Repeat every line below exactly as it reads.

-- start Materials provided --

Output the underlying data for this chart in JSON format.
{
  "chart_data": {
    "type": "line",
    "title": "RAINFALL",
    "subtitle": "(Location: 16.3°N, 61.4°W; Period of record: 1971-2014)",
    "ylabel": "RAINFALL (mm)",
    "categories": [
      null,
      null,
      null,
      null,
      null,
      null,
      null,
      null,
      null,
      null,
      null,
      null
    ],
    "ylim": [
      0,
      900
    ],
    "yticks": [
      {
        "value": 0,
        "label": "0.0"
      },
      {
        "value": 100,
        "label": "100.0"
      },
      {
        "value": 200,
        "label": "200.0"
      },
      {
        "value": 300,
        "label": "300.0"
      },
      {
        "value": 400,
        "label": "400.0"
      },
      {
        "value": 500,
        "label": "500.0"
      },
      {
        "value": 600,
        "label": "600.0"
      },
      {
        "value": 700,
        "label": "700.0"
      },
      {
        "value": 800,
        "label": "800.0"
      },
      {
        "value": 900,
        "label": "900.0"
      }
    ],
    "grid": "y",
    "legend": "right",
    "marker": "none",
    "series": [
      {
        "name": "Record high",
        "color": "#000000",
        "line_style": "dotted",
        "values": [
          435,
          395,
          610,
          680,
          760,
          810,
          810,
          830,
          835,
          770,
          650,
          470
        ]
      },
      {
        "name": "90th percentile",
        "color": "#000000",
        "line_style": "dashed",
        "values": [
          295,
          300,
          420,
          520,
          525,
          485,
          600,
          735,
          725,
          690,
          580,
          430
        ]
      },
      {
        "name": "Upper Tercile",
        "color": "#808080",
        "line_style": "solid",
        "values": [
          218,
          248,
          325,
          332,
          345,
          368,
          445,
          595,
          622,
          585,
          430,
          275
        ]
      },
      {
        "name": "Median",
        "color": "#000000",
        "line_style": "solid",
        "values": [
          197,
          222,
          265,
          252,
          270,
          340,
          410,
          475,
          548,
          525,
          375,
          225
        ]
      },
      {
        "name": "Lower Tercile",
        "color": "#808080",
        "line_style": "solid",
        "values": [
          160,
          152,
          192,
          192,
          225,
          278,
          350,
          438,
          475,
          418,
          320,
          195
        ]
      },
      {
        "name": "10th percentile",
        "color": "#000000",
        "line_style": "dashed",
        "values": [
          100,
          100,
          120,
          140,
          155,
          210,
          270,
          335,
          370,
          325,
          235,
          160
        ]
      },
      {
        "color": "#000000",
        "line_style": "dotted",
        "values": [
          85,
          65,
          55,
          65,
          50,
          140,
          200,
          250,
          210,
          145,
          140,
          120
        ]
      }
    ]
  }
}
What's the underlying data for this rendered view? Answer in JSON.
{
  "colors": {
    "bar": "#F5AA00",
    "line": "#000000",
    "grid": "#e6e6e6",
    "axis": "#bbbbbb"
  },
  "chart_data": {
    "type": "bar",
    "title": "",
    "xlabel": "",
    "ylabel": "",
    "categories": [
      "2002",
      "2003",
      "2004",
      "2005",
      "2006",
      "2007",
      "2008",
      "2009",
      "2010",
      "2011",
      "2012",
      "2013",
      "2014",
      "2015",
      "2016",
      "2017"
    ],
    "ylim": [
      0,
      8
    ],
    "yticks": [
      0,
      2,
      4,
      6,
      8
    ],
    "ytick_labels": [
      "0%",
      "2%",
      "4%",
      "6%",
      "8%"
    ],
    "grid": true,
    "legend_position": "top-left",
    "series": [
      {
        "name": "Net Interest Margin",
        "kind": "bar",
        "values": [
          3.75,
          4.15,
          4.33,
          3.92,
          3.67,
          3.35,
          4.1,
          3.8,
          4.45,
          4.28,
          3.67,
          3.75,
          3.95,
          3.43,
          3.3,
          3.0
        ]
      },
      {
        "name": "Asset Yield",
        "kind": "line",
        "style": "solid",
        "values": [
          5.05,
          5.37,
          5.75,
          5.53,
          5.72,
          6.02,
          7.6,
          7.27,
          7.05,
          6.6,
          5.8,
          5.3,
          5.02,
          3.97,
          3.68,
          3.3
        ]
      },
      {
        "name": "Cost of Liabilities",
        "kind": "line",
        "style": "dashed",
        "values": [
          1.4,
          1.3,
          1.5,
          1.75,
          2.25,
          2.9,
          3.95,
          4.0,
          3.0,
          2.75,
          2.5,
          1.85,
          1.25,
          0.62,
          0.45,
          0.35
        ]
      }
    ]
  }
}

-- end Materials provided --

» Full solution
Output the underlying data for this chart in JSON format.
{
  "chart_data": {
    "type": "line",
    "title": "RAINFALL",
    "subtitle": "(Location: 16.3°N, 61.4°W; Period of record: 1971-2014)",
    "ylabel": "RAINFALL (mm)",
    "categories": [
      null,
      null,
      null,
      null,
      null,
      null,
      null,
      null,
      null,
      null,
      null,
      null
    ],
    "ylim": [
      0,
      900
    ],
    "yticks": [
      {
        "value": 0,
        "label": "0.0"
      },
      {
        "value": 100,
        "label": "100.0"
      },
      {
        "value": 200,
        "label": "200.0"
      },
      {
        "value": 300,
        "label": "300.0"
      },
      {
        "value": 400,
        "label": "400.0"
      },
      {
        "value": 500,
        "label": "500.0"
      },
      {
        "value": 600,
        "label": "600.0"
      },
      {
        "value": 700,
        "label": "700.0"
      },
      {
        "value": 800,
        "label": "800.0"
      },
      {
        "value": 900,
        "label": "900.0"
      }
    ],
    "grid": "y",
    "legend": "right",
    "marker": "none",
    "series": [
      {
        "name": "Record high",
        "color": "#000000",
        "line_style": "dotted",
        "values": [
          435,
          395,
          610,
          680,
          760,
          810,
          810,
          830,
          835,
          770,
          650,
          470
        ]
      },
      {
        "name": "90th percentile",
        "color": "#000000",
        "line_style": "dashed",
        "values": [
          295,
          300,
          420,
          520,
          525,
          485,
          600,
          735,
          725,
          690,
          580,
          430
        ]
      },
      {
        "name": "Upper Tercile",
        "color": "#808080",
        "line_style": "solid",
        "values": [
          218,
          248,
          325,
          332,
          345,
          368,
          445,
          595,
          622,
          585,
          430,
          275
        ]
      },
      {
        "name": "Median",
        "color": "#000000",
        "line_style": "solid",
        "values": [
          197,
          222,
          265,
          252,
          270,
          340,
          410,
          475,
          548,
          525,
          375,
          225
        ]
      },
      {
        "name": "Lower Tercile",
        "color": "#808080",
        "line_style": "solid",
        "values": [
          160,
          152,
          192,
          192,
          225,
          278,
          350,
          438,
          475,
          418,
          320,
          195
        ]
      },
      {
        "name": "10th percentile",
        "color": "#000000",
        "line_style": "dashed",
        "values": [
          100,
          100,
          120,
          140,
          155,
          210,
          270,
          335,
          370,
          325,
          235,
          160
        ]
      },
      {
        "color": "#000000",
        "line_style": "dotted",
        "values": [
          85,
          65,
          55,
          65,
          50,
          140,
          200,
          250,
          210,
          145,
          140,
          120
        ]
      }
    ]
  }
}
What's the underlying data for this rendered view? Answer in JSON.
{
  "colors": {
    "bar": "#F5AA00",
    "line": "#000000",
    "grid": "#e6e6e6",
    "axis": "#bbbbbb"
  },
  "chart_data": {
    "type": "bar",
    "title": "",
    "xlabel": "",
    "ylabel": "",
    "categories": [
      "2002",
      "2003",
      "2004",
      "2005",
      "2006",
      "2007",
      "2008",
      "2009",
      "2010",
      "2011",
      "2012",
      "2013",
      "2014",
      "2015",
      "2016",
      "2017"
    ],
    "ylim": [
      0,
      8
    ],
    "yticks": [
      0,
      2,
      4,
      6,
      8
    ],
    "ytick_labels": [
      "0%",
      "2%",
      "4%",
      "6%",
      "8%"
    ],
    "grid": true,
    "legend_position": "top-left",
    "series": [
      {
        "name": "Net Interest Margin",
        "kind": "bar",
        "values": [
          3.75,
          4.15,
          4.33,
          3.92,
          3.67,
          3.35,
          4.1,
          3.8,
          4.45,
          4.28,
          3.67,
          3.75,
          3.95,
          3.43,
          3.3,
          3.0
        ]
      },
      {
        "name": "Asset Yield",
        "kind": "line",
        "style": "solid",
        "values": [
          5.05,
          5.37,
          5.75,
          5.53,
          5.72,
          6.02,
          7.6,
          7.27,
          7.05,
          6.6,
          5.8,
          5.3,
          5.02,
          3.97,
          3.68,
          3.3
        ]
      },
      {
        "name": "Cost of Liabilities",
        "kind": "line",
        "style": "dashed",
        "values": [
          1.4,
          1.3,
          1.5,
          1.75,
          2.25,
          2.9,
          3.95,
          4.0,
          3.0,
          2.75,
          2.5,
          1.85,
          1.25,
          0.62,
          0.45,
          0.35
        ]
      }
    ]
  }
}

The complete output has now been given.